## Short task
In the copy, keep every record exact and leave out all images.

* * * *

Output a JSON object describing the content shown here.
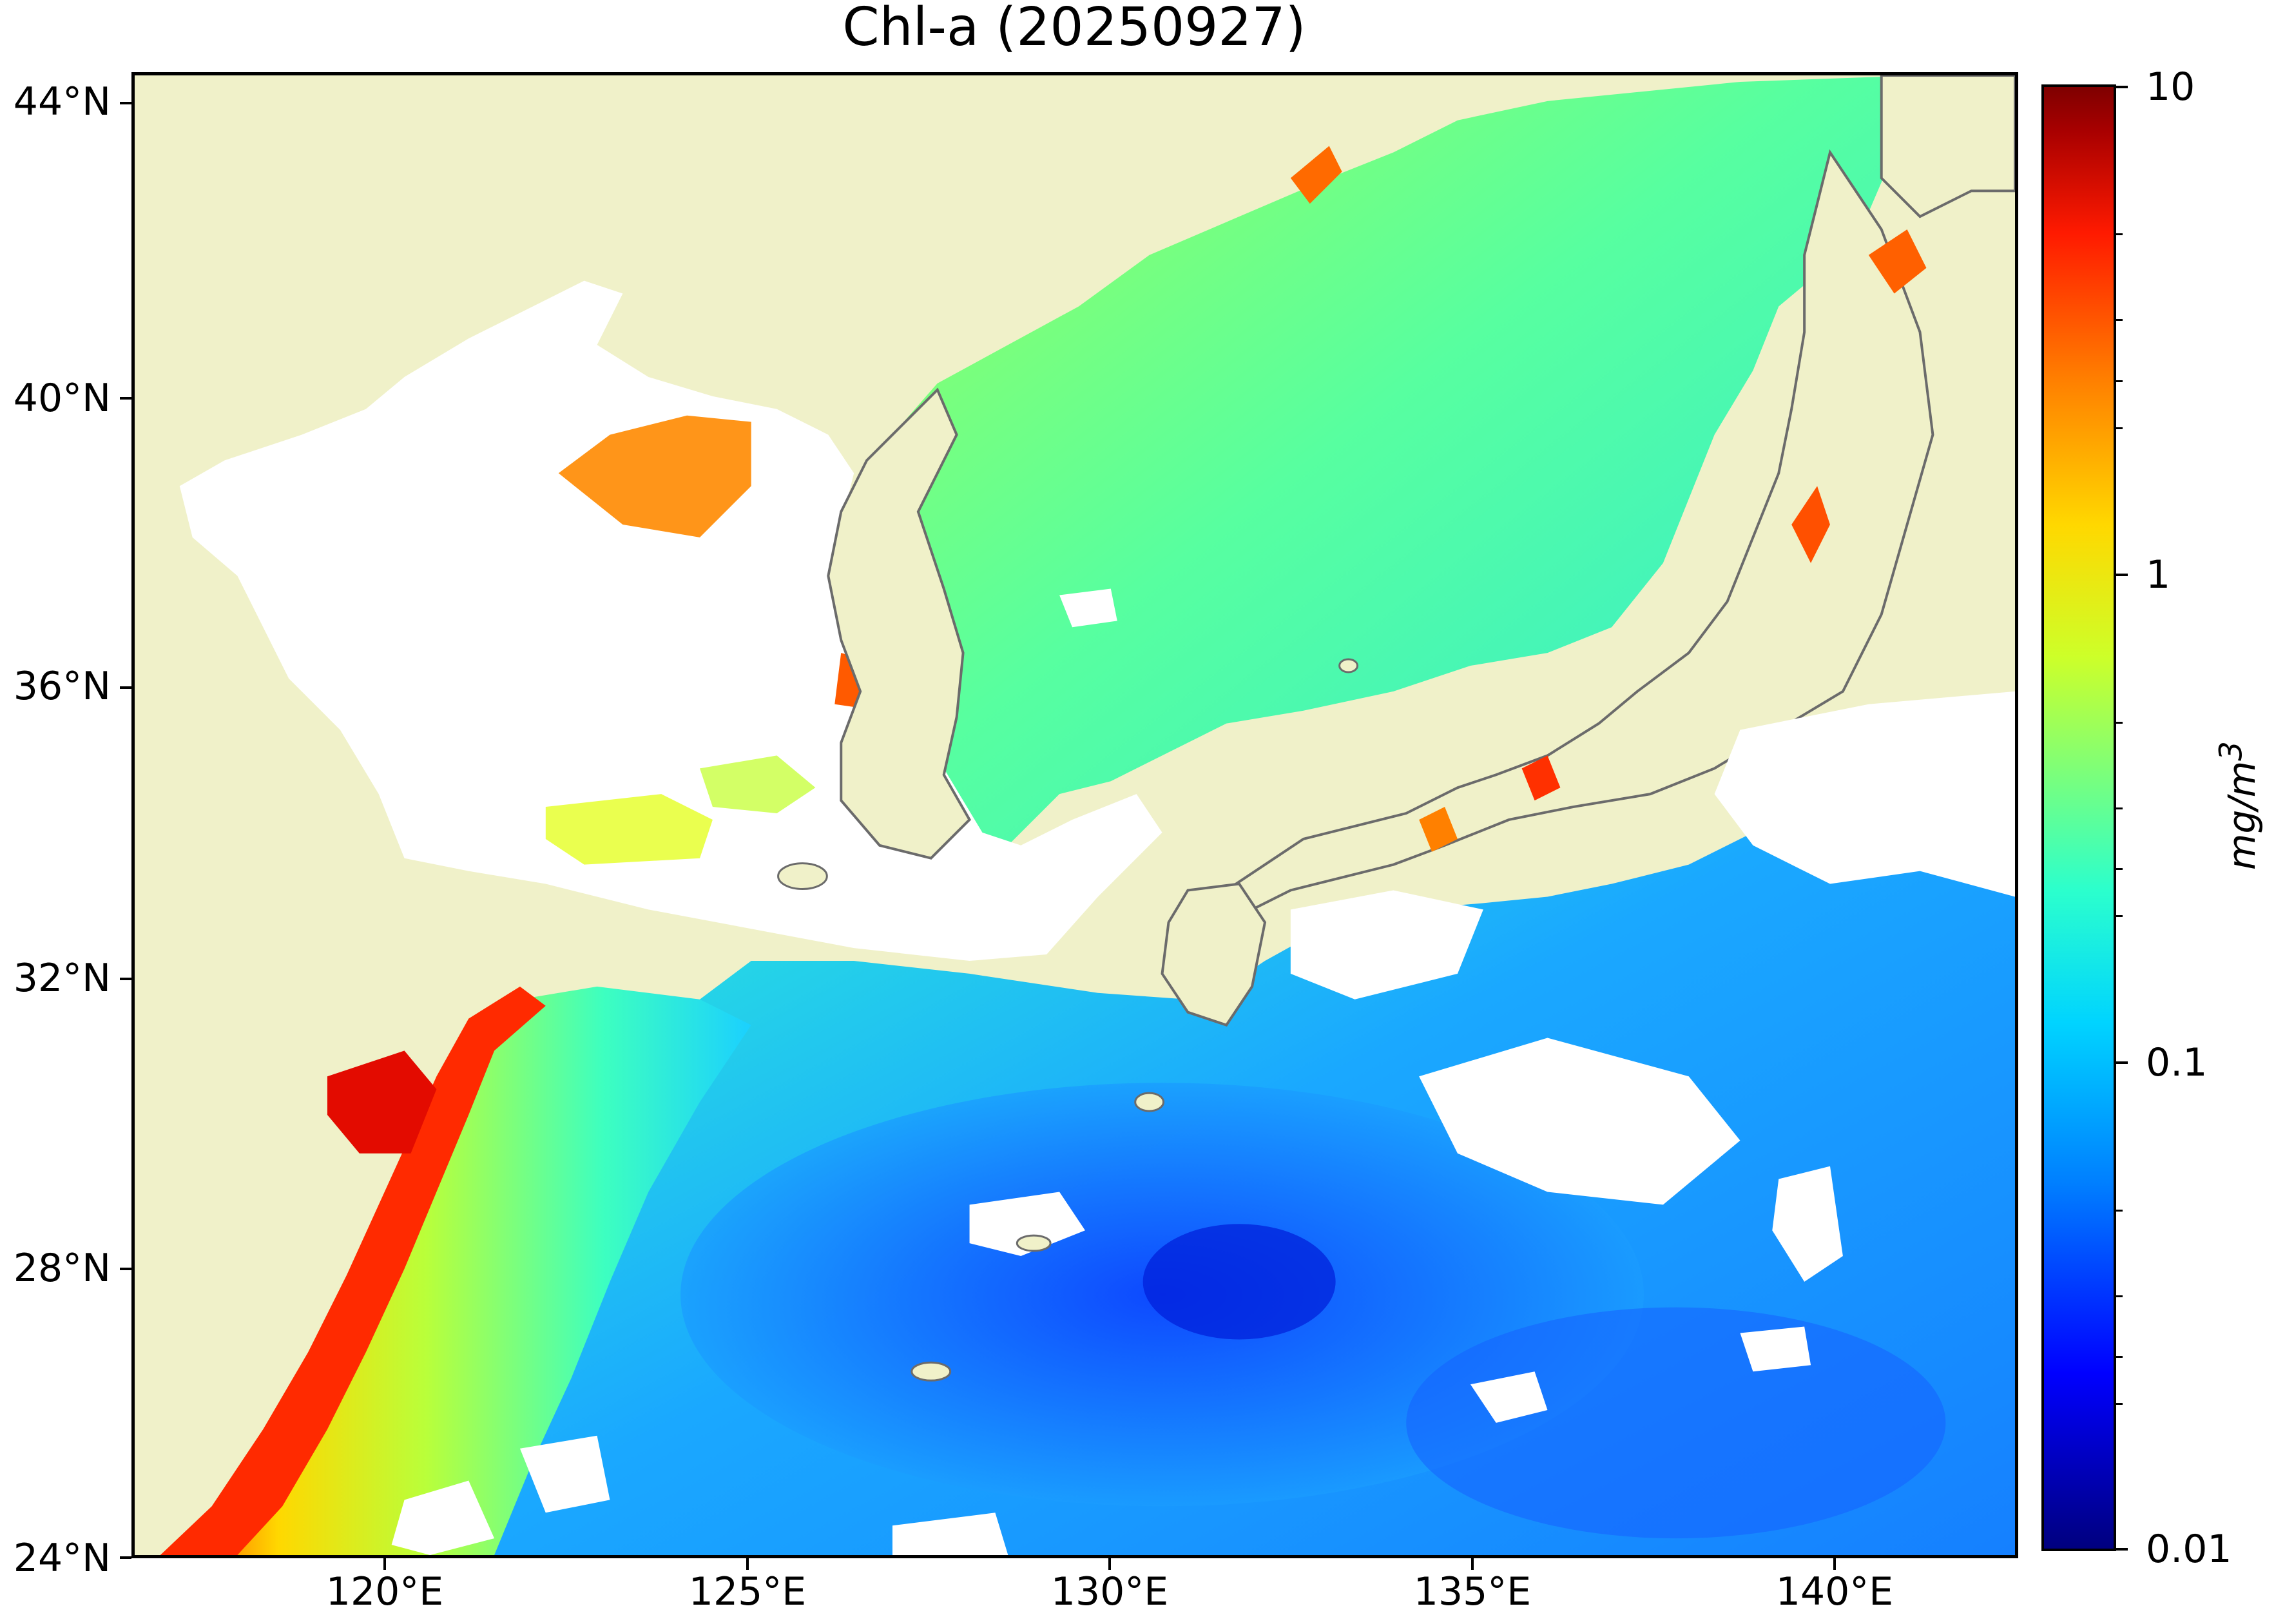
{
  "title": "Chl-a (20250927)",
  "lat_labels": [
    "44°N",
    "40°N",
    "36°N",
    "32°N",
    "28°N",
    "24°N"
  ],
  "lon_labels": [
    "120°E",
    "125°E",
    "130°E",
    "135°E",
    "140°E"
  ],
  "colorbar": {
    "labels": [
      "10",
      "1",
      "0.1",
      "0.01"
    ],
    "unit": "mg/m3",
    "scale": "log",
    "range": [
      0.01,
      10
    ],
    "colormap": "jet"
  },
  "colors": {
    "land": "#f0f1c9",
    "no_data": "#ffffff",
    "coastline": "#6b6b6b"
  },
  "chart_data": {
    "type": "heatmap",
    "title": "Chl-a (20250927)",
    "lon_range": [
      117,
      143
    ],
    "lat_range": [
      24,
      44.5
    ],
    "lon_ticks": [
      120,
      125,
      130,
      135,
      140
    ],
    "lat_ticks": [
      24,
      28,
      32,
      36,
      40,
      44
    ]
  }
}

* * * *

## Full answer
Output a JSON object describing the content shown here.
{
  "title": "Chl-a (20250927)",
  "lat_labels": [
    "44°N",
    "40°N",
    "36°N",
    "32°N",
    "28°N",
    "24°N"
  ],
  "lon_labels": [
    "120°E",
    "125°E",
    "130°E",
    "135°E",
    "140°E"
  ],
  "colorbar": {
    "labels": [
      "10",
      "1",
      "0.1",
      "0.01"
    ],
    "unit": "mg/m3",
    "scale": "log",
    "range": [
      0.01,
      10
    ],
    "colormap": "jet"
  },
  "colors": {
    "land": "#f0f1c9",
    "no_data": "#ffffff",
    "coastline": "#6b6b6b"
  },
  "chart_data": {
    "type": "heatmap",
    "title": "Chl-a (20250927)",
    "lon_range": [
      117,
      143
    ],
    "lat_range": [
      24,
      44.5
    ],
    "lon_ticks": [
      120,
      125,
      130,
      135,
      140
    ],
    "lat_ticks": [
      24,
      28,
      32,
      36,
      40,
      44
    ]
  }
}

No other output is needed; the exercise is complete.